== TO BE DONE ==
1: In the Essex cycling tour post, rewrite the stretch from "Thames barges at" through "at our table.", replacing "Blue Egg" with "village café".
2: In the Essex cycling tour post, how long was the ride planned for the first day, to Maldon?
3: Condense the paragraph of the Essex cycling tour post that begins "We packed up on Monday" into a short bulleted list that keeps its main facts.

# Short cycling tour of Essex - a triumph over heart failure



## Effyb4 (22 May 2015)

First, let me say that I had a double heart bypass 18 months ago and have heart failure following this. This means that I will never be able to go very far or very fast, but I love riding my bike.

I had been looking forward to this tour for weeks.I would love to do a longer tour one day, but thought this would be a good way of seeing how I like it. I planned a 3 day tour of Essex, starting in Thurrock and going to Maldon on the first day. The second day would take me from Maldon to Saffron Walden and the third day from Maldon back to Thurrock.

We packed up on Monday and neither of us slept very much before we set off on Tuesday. I had planned to start off fairly easily with a 30 mile ride to Maldon. At 8.30 am we were ready to go. The first part to Hanningfield reservoir we had ridden several times before and I was feeling good about this part of the journey. In fact we practically flew to Maldon, with the wind behind us all the way. We had a couple of short rest stops of 5 minutes or so and made it to Maldon before lunch time. We had lunch in a pub by the Hythe, where the Thames barges are moored up and then went to our B&B, which was in a converted pub.





Ready for the off. Patchy wanted to come too!




Fields near Basildon




Short rest stop at East Hanningfield




Thames barges at Maldon




I took a dress, so I wouldn't feel too silly walking around. 

Day 2 dawned and I was feeling ready for a slightly longer ride today of 36 miles. My legs had been a bit achy over night, but apart from that all was good. This was going to be the day with the most climbing. I was feeling really good in the morning and we made it to the Blue Egg at Great Bardfield for lunch. This is cycling mecca in Essex, as Alex Dowsett often pops in. Apparently he had just left. The wildlife was very friendly at the Blue Egg and we had a companion for lunch, who sat at our table.

== INFORMATION PROVIDED ==
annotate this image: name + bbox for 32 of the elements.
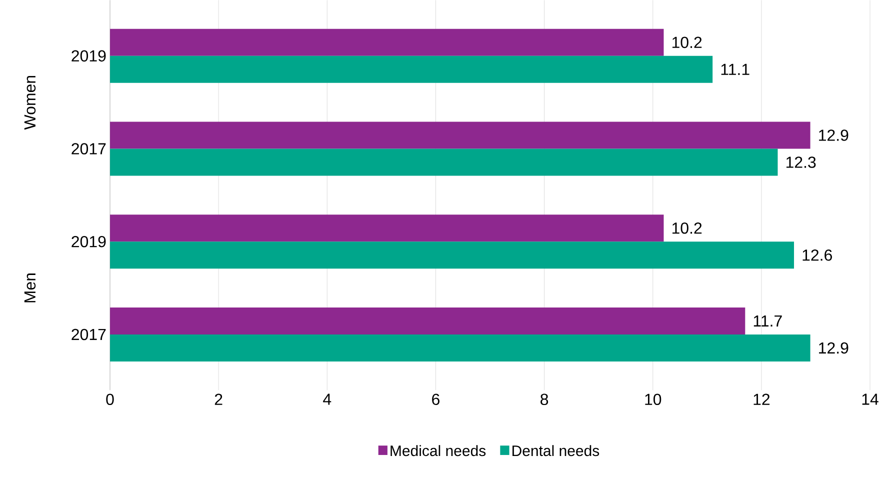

== TASK RESPONSES ==
1:
Thames barges at Maldon




I took a dress, so I wouldn't feel too silly walking around. 

Day 2 dawned and I was feeling ready for a slightly longer ride today of 36 miles. My legs had been a bit achy over night, but apart from that all was good. This was going to be the day with the most climbing. I was feeling really good in the morning and we made it to the village café at Great Bardfield for lunch. This is cycling mecca in Essex, as Alex Dowsett often pops in. Apparently he had just left. The wildlife was very friendly at the village café and we had a companion for lunch, who sat at our table.

2: 30 miles.

3:
- Packed on Monday and slept little before leaving on Tuesday
- Planned an easy first day: a 30 mile ride to Maldon, starting at 8.30 am
- Had ridden the first part, to Hanningfield reservoir, several times before
- Had the wind behind them all the way and took a couple of 5-minute rest stops
- Reached Maldon before lunchtime
- Ate lunch in a pub by the Hythe, where the Thames barges are moored
- Stayed at a B&B in a converted pub